What is required: Every record must be repeated exactly; omit any pictures they contain.

::::

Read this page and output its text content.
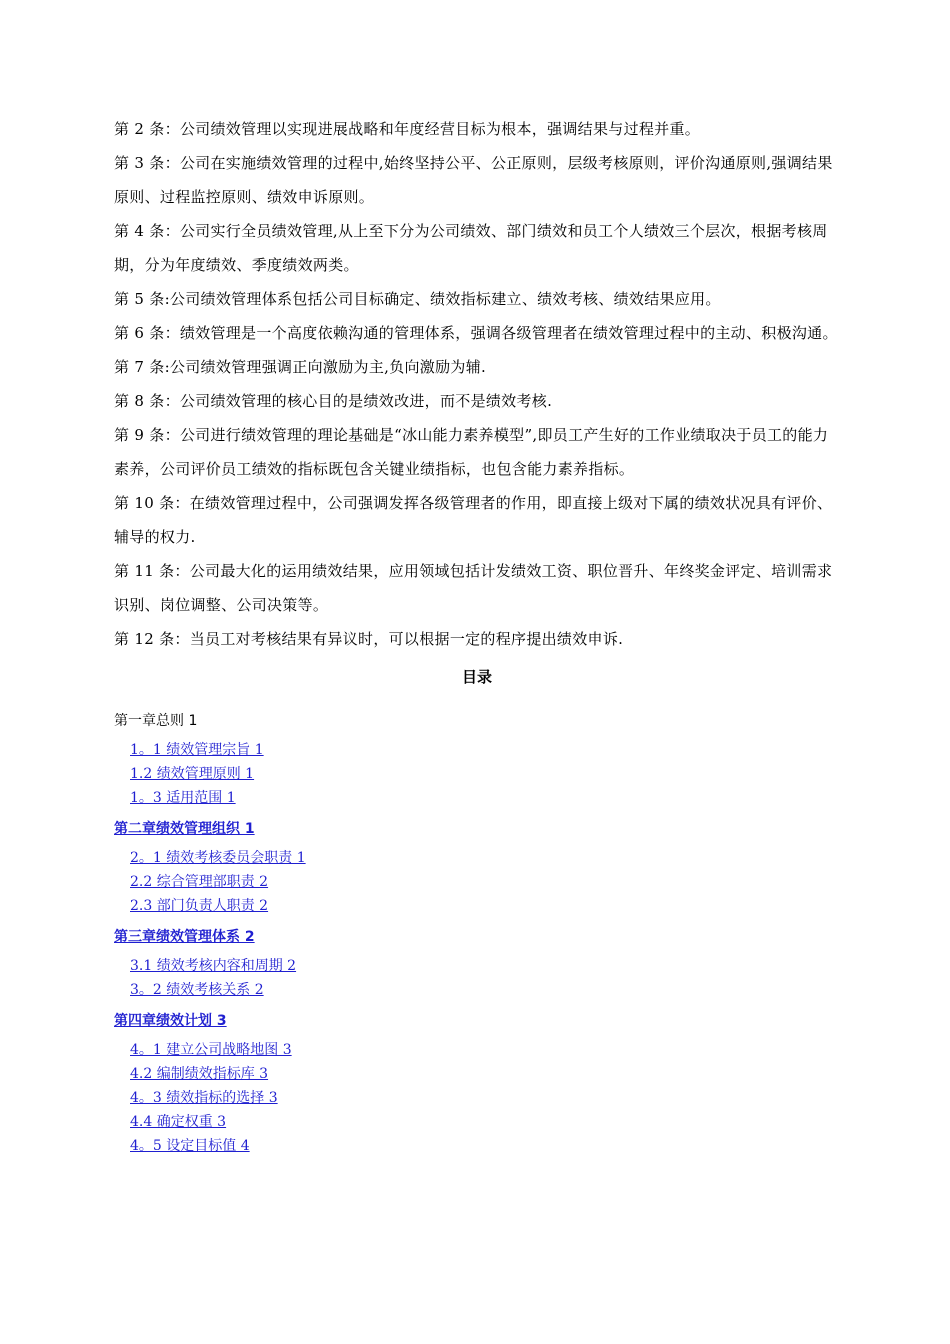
第 2 条：公司绩效管理以实现进展战略和年度经营目标为根本，强调结果与过程并重。

第 3 条：公司在实施绩效管理的过程中,始终坚持公平、公正原则，层级考核原则，评价沟通原则,强调结果原则、过程监控原则、绩效申诉原则。

第 4 条：公司实行全员绩效管理,从上至下分为公司绩效、部门绩效和员工个人绩效三个层次，根据考核周期，分为年度绩效、季度绩效两类。

第 5 条:公司绩效管理体系包括公司目标确定、绩效指标建立、绩效考核、绩效结果应用。

第 6 条：绩效管理是一个高度依赖沟通的管理体系，强调各级管理者在绩效管理过程中的主动、积极沟通。

第 7 条:公司绩效管理强调正向激励为主,负向激励为辅.

第 8 条：公司绩效管理的核心目的是绩效改进，而不是绩效考核.

第 9 条：公司进行绩效管理的理论基础是“冰山能力素养模型”,即员工产生好的工作业绩取决于员工的能力素养，公司评价员工绩效的指标既包含关键业绩指标，也包含能力素养指标。

第 10 条：在绩效管理过程中，公司强调发挥各级管理者的作用，即直接上级对下属的绩效状况具有评价、辅导的权力.

第 11 条：公司最大化的运用绩效结果，应用领域包括计发绩效工资、职位晋升、年终奖金评定、培训需求识别、岗位调整、公司决策等。

第 12 条：当员工对考核结果有异议时，可以根据一定的程序提出绩效申诉.

目录
第一章总则 1
1。1 绩效管理宗旨 1
1.2 绩效管理原则 1
1。3 适用范围 1
第二章绩效管理组织 1
2。1 绩效考核委员会职责 1
2.2 综合管理部职责 2
2.3 部门负责人职责 2
第三章绩效管理体系 2
3.1 绩效考核内容和周期 2
3。2 绩效考核关系 2
第四章绩效计划 3
4。1 建立公司战略地图 3
4.2 编制绩效指标库 3
4。3 绩效指标的选择 3
4.4 确定权重 3
4。5 设定目标值 4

::::

Task solution:
Read this page and output its text content.
第 2 条：公司绩效管理以实现进展战略和年度经营目标为根本，强调结果与过程并重。

第 3 条：公司在实施绩效管理的过程中,始终坚持公平、公正原则，层级考核原则，评价沟通原则,强调结果原则、过程监控原则、绩效申诉原则。

第 4 条：公司实行全员绩效管理,从上至下分为公司绩效、部门绩效和员工个人绩效三个层次，根据考核周期，分为年度绩效、季度绩效两类。

第 5 条:公司绩效管理体系包括公司目标确定、绩效指标建立、绩效考核、绩效结果应用。

第 6 条：绩效管理是一个高度依赖沟通的管理体系，强调各级管理者在绩效管理过程中的主动、积极沟通。

第 7 条:公司绩效管理强调正向激励为主,负向激励为辅.

第 8 条：公司绩效管理的核心目的是绩效改进，而不是绩效考核.

第 9 条：公司进行绩效管理的理论基础是“冰山能力素养模型”,即员工产生好的工作业绩取决于员工的能力素养，公司评价员工绩效的指标既包含关键业绩指标，也包含能力素养指标。

第 10 条：在绩效管理过程中，公司强调发挥各级管理者的作用，即直接上级对下属的绩效状况具有评价、辅导的权力.

第 11 条：公司最大化的运用绩效结果，应用领域包括计发绩效工资、职位晋升、年终奖金评定、培训需求识别、岗位调整、公司决策等。

第 12 条：当员工对考核结果有异议时，可以根据一定的程序提出绩效申诉.

目录
第一章总则 1
1。1 绩效管理宗旨 1
1.2 绩效管理原则 1
1。3 适用范围 1
第二章绩效管理组织 1
2。1 绩效考核委员会职责 1
2.2 综合管理部职责 2
2.3 部门负责人职责 2
第三章绩效管理体系 2
3.1 绩效考核内容和周期 2
3。2 绩效考核关系 2
第四章绩效计划 3
4。1 建立公司战略地图 3
4.2 编制绩效指标库 3
4。3 绩效指标的选择 3
4.4 确定权重 3
4。5 设定目标值 4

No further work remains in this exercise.